(Stored records)
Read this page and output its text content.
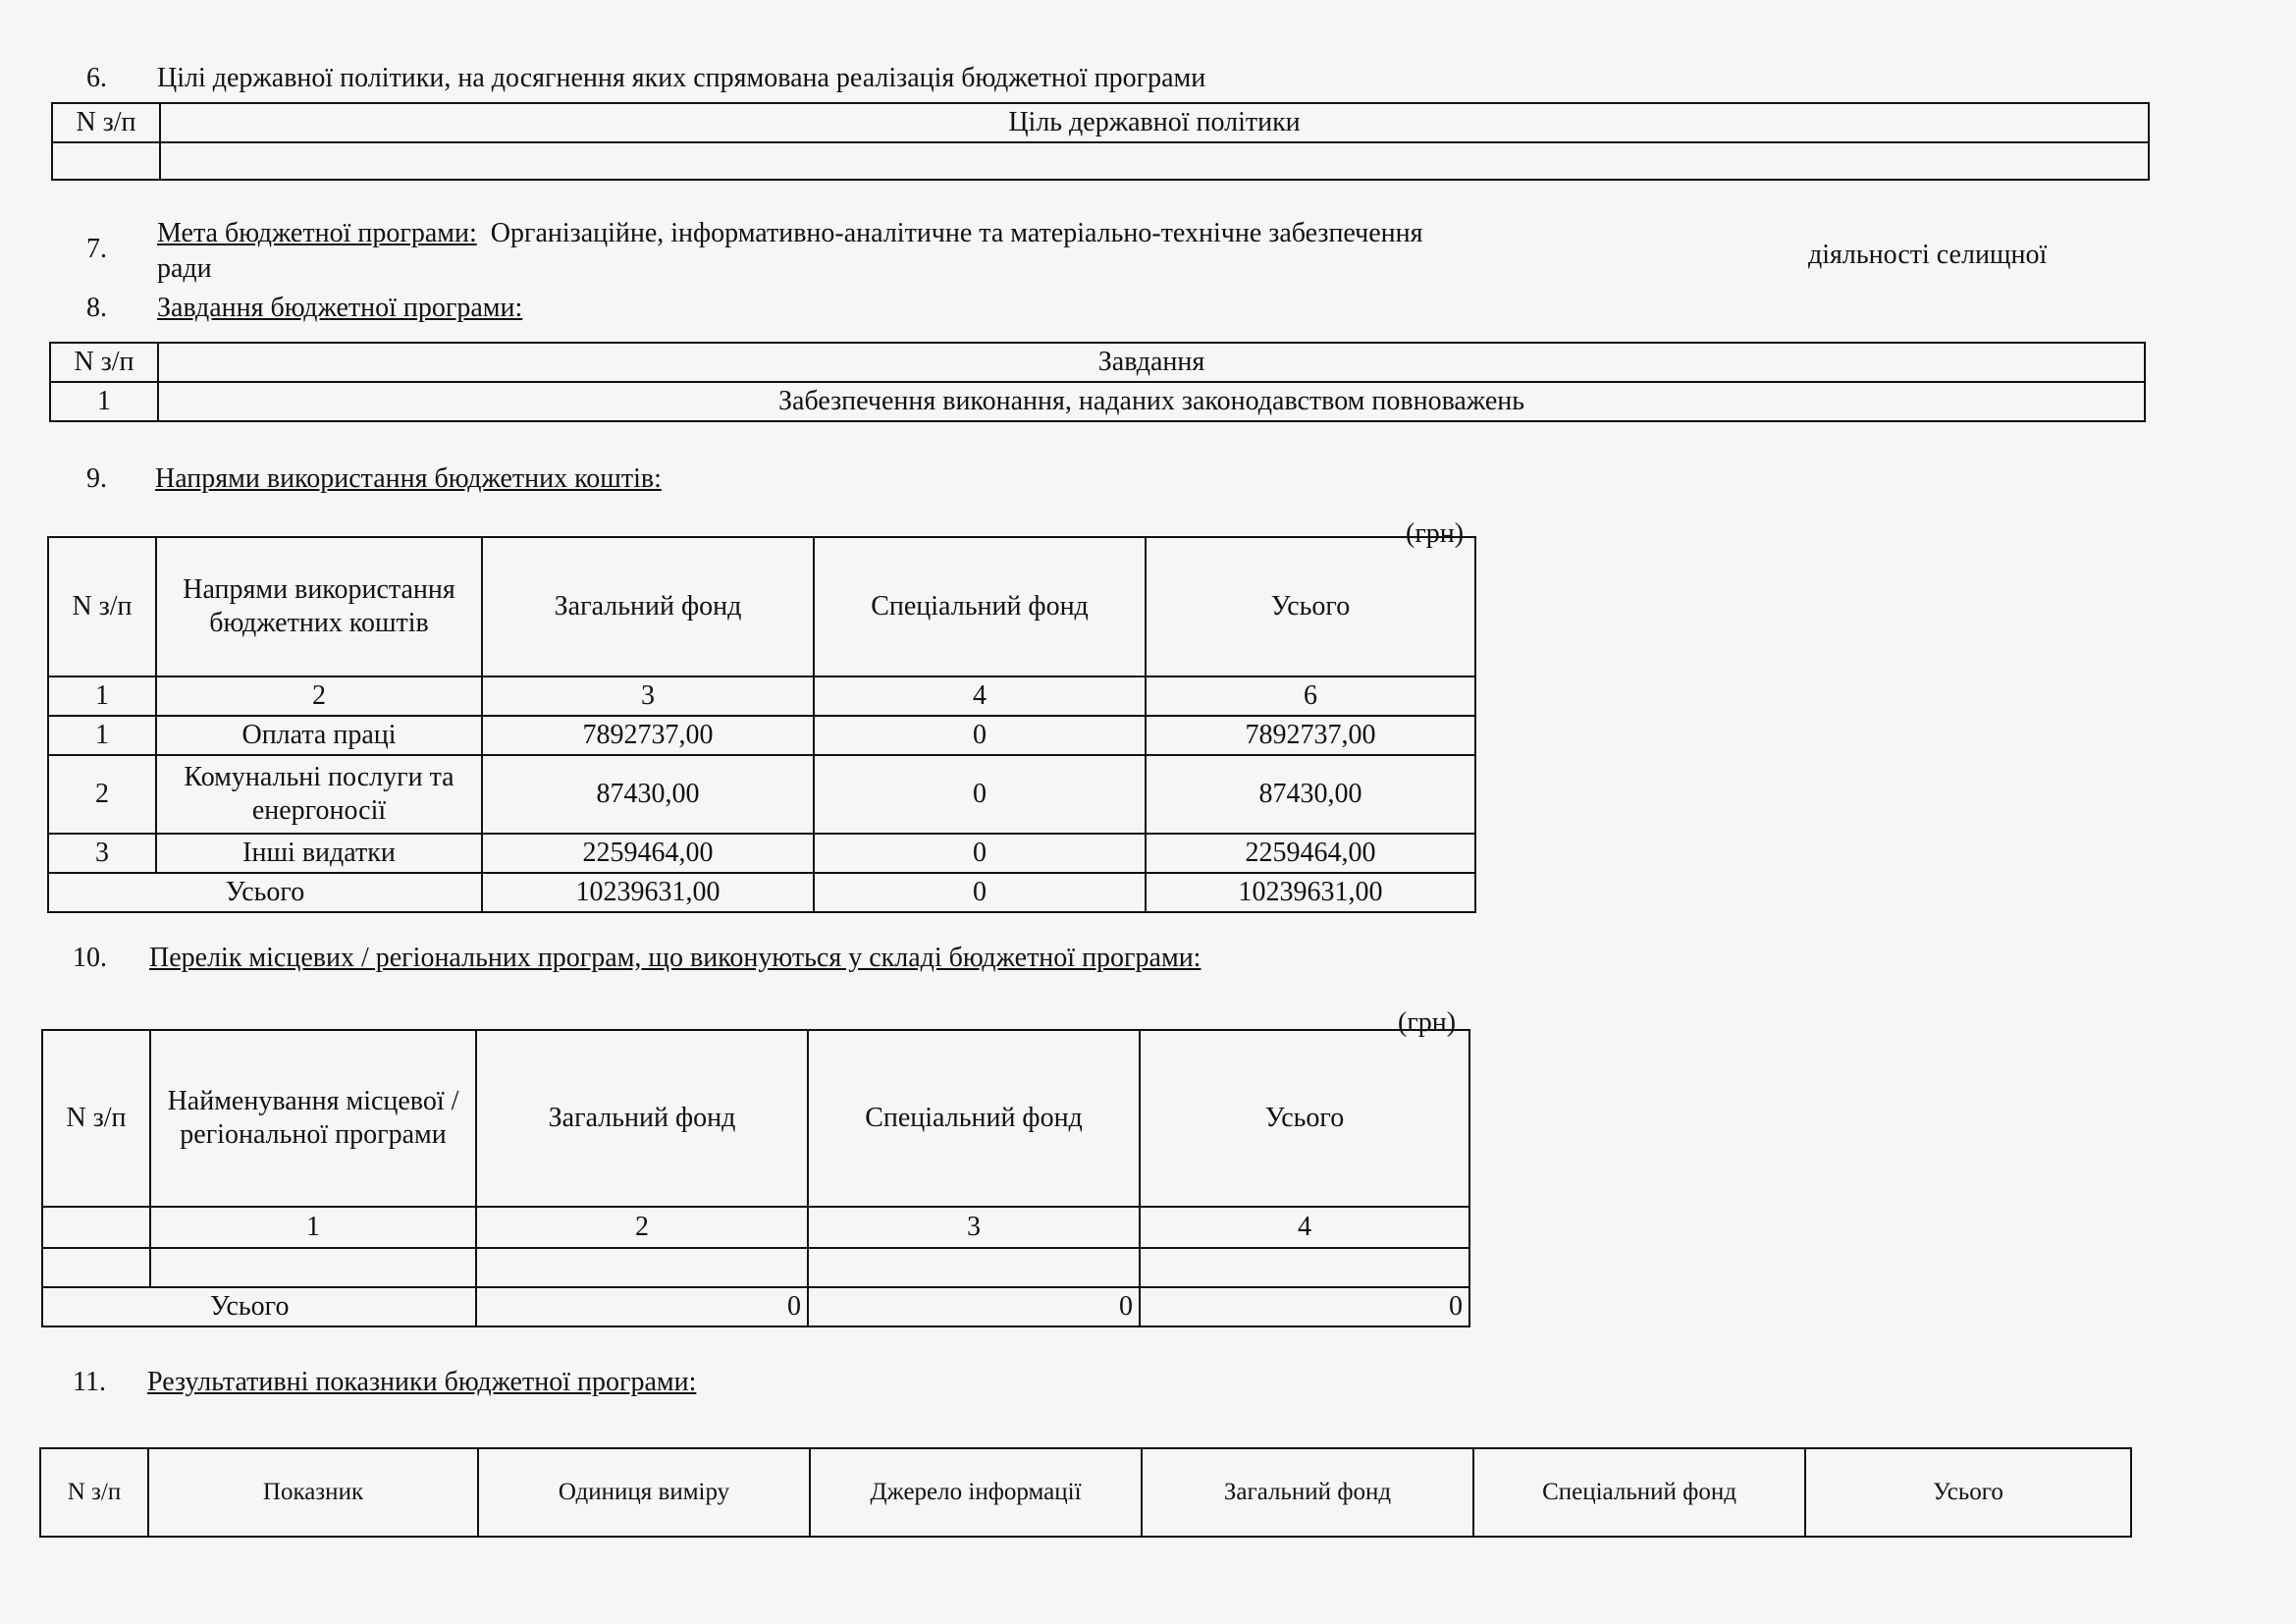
6. Цілі державної політики, на досягнення яких спрямована реалізація бюджетної програми
N з/п	Ціль державної політики

7.
Мета бюджетної програми: Організаційне, інформативно-аналітичне та матеріально-технічне забезпечення
діяльності селищної
ради
8. Завдання бюджетної програми:
N з/п	Завдання
1	Забезпечення виконання, наданих законодавством повноважень
9. Напрями використання бюджетних коштів:
(грн)
N з/п	Напрями використання бюджетних коштів	Загальний фонд	Спеціальний фонд	Усього
1	2	3	4	6
1	Оплата праці	7892737,00	0	7892737,00
2	Комунальні послуги та енергоносії	87430,00	0	87430,00
3	Інші видатки	2259464,00	0	2259464,00
Усього		10239631,00	0	10239631,00
10. Перелік місцевих / регіональних програм, що виконуються у складі бюджетної програми:
(грн)
N з/п	Найменування місцевої / регіональної програми	Загальний фонд	Спеціальний фонд	Усього
	1	2	3	4

Усього		0	0	0
11. Результативні показники бюджетної програми:
N з/п	Показник	Одиниця виміру	Джерело інформації	Загальний фонд	Спеціальний фонд	Усього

## TASK BRIEF
Copy the whole of the material above exactly, but not its images.

## WRITTEN REPLY
Read this page and output its text content.
6. Цілі державної політики, на досягнення яких спрямована реалізація бюджетної програми
N з/п	Ціль державної політики

7.
Мета бюджетної програми: Організаційне, інформативно-аналітичне та матеріально-технічне забезпечення
діяльності селищної
ради
8. Завдання бюджетної програми:
N з/п	Завдання
1	Забезпечення виконання, наданих законодавством повноважень
9. Напрями використання бюджетних коштів:
(грн)
N з/п	Напрями використання бюджетних коштів	Загальний фонд	Спеціальний фонд	Усього
1	2	3	4	6
1	Оплата праці	7892737,00	0	7892737,00
2	Комунальні послуги та енергоносії	87430,00	0	87430,00
3	Інші видатки	2259464,00	0	2259464,00
Усього		10239631,00	0	10239631,00
10. Перелік місцевих / регіональних програм, що виконуються у складі бюджетної програми:
(грн)
N з/п	Найменування місцевої / регіональної програми	Загальний фонд	Спеціальний фонд	Усього
	1	2	3	4

Усього		0	0	0
11. Результативні показники бюджетної програми:
N з/п	Показник	Одиниця виміру	Джерело інформації	Загальний фонд	Спеціальний фонд	Усього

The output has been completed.